**Exercise description:** Recast the listing below as a Markdown table with the columns Row and Line. Number each line in order, and leave out any blank lines.

Records
....................

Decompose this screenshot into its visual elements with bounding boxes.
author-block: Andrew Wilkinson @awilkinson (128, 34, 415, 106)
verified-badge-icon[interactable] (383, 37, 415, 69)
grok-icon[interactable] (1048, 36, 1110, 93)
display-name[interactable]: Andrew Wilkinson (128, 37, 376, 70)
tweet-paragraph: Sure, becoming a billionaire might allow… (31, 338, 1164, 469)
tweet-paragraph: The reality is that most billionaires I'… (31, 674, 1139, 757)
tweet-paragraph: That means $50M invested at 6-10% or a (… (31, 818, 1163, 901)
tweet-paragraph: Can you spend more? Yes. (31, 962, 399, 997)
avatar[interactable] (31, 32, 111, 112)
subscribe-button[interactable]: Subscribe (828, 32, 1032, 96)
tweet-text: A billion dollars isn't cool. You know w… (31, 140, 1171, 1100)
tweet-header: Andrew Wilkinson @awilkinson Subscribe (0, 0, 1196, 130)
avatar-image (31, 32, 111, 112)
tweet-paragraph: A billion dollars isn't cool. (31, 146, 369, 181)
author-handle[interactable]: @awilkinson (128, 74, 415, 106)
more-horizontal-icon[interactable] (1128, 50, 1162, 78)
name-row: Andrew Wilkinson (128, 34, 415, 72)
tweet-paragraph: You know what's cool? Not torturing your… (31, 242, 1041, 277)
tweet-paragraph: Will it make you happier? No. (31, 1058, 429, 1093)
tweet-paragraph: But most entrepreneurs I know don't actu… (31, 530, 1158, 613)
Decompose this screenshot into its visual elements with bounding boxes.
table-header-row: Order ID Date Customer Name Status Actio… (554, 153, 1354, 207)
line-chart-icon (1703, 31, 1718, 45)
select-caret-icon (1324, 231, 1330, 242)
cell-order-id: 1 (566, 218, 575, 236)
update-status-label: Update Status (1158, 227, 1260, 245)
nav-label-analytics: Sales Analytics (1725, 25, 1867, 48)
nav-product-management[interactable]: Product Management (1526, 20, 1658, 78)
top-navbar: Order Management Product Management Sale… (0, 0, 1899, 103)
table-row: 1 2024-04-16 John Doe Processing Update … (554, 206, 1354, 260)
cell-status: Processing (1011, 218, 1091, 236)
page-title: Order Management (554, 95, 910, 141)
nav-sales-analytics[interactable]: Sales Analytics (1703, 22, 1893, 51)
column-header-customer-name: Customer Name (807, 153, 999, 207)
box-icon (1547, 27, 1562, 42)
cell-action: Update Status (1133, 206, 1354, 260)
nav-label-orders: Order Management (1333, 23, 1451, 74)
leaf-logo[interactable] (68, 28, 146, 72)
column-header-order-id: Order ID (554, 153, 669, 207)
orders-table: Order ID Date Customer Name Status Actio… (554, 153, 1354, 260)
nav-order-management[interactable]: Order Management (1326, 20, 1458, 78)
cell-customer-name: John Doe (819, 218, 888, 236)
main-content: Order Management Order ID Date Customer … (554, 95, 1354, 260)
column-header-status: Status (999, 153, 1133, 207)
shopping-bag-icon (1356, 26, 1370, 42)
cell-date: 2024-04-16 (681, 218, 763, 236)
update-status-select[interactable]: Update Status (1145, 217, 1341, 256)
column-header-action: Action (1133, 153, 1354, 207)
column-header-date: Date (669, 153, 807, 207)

....................

**Task answer:**
| Row | Line |
|---|---|
| 1 | Decompose this screenshot into its visual elements with bounding boxes. |
| 2 | author-block: Andrew Wilkinson @awilkinson (128, 34, 415, 106) |
| 3 | verified-badge-icon[interactable] (383, 37, 415, 69) |
| 4 | grok-icon[interactable] (1048, 36, 1110, 93) |
| 5 | display-name[interactable]: Andrew Wilkinson (128, 37, 376, 70) |
| 6 | tweet-paragraph: Sure, becoming a billionaire might allow… (31, 338, 1164, 469) |
| 7 | tweet-paragraph: The reality is that most billionaires I'… (31, 674, 1139, 757) |
| 8 | tweet-paragraph: That means $50M invested at 6-10% or a (… (31, 818, 1163, 901) |
| 9 | tweet-paragraph: Can you spend more? Yes. (31, 962, 399, 997) |
| 10 | avatar[interactable] (31, 32, 111, 112) |
| 11 | subscribe-button[interactable]: Subscribe (828, 32, 1032, 96) |
| 12 | tweet-text: A billion dollars isn't cool. You know w… (31, 140, 1171, 1100) |
| 13 | tweet-header: Andrew Wilkinson @awilkinson Subscribe (0, 0, 1196, 130) |
| 14 | avatar-image (31, 32, 111, 112) |
| 15 | tweet-paragraph: A billion dollars isn't cool. (31, 146, 369, 181) |
| 16 | author-handle[interactable]: @awilkinson (128, 74, 415, 106) |
| 17 | more-horizontal-icon[interactable] (1128, 50, 1162, 78) |
| 18 | name-row: Andrew Wilkinson (128, 34, 415, 72) |
| 19 | tweet-paragraph: You know what's cool? Not torturing your… (31, 242, 1041, 277) |
| 20 | tweet-paragraph: Will it make you happier? No. (31, 1058, 429, 1093) |
| 21 | tweet-paragraph: But most entrepreneurs I know don't actu… (31, 530, 1158, 613) |
| 22 | Decompose this screenshot into its visual elements with bounding boxes. |
| 23 | table-header-row: Order ID Date Customer Name Status Actio… (554, 153, 1354, 207) |
| 24 | line-chart-icon (1703, 31, 1718, 45) |
| 25 | select-caret-icon (1324, 231, 1330, 242) |
| 26 | cell-order-id: 1 (566, 218, 575, 236) |
| 27 | update-status-label: Update Status (1158, 227, 1260, 245) |
| 28 | nav-label-analytics: Sales Analytics (1725, 25, 1867, 48) |
| 29 | nav-product-management[interactable]: Product Management (1526, 20, 1658, 78) |
| 30 | top-navbar: Order Management Product Management Sale… (0, 0, 1899, 103) |
| 31 | table-row: 1 2024-04-16 John Doe Processing Update … (554, 206, 1354, 260) |
| 32 | cell-status: Processing (1011, 218, 1091, 236) |
| 33 | page-title: Order Management (554, 95, 910, 141) |
| 34 | nav-sales-analytics[interactable]: Sales Analytics (1703, 22, 1893, 51) |
| 35 | column-header-customer-name: Customer Name (807, 153, 999, 207) |
| 36 | box-icon (1547, 27, 1562, 42) |
| 37 | cell-action: Update Status (1133, 206, 1354, 260) |
| 38 | nav-label-orders: Order Management (1333, 23, 1451, 74) |
| 39 | leaf-logo[interactable] (68, 28, 146, 72) |
| 40 | column-header-order-id: Order ID (554, 153, 669, 207) |
| 41 | orders-table: Order ID Date Customer Name Status Actio… (554, 153, 1354, 260) |
| 42 | nav-order-management[interactable]: Order Management (1326, 20, 1458, 78) |
| 43 | cell-customer-name: John Doe (819, 218, 888, 236) |
| 44 | main-content: Order Management Order ID Date Customer … (554, 95, 1354, 260) |
| 45 | column-header-status: Status (999, 153, 1133, 207) |
| 46 | shopping-bag-icon (1356, 26, 1370, 42) |
| 47 | cell-date: 2024-04-16 (681, 218, 763, 236) |
| 48 | update-status-select[interactable]: Update Status (1145, 217, 1341, 256) |
| 49 | column-header-action: Action (1133, 153, 1354, 207) |
| 50 | column-header-date: Date (669, 153, 807, 207) |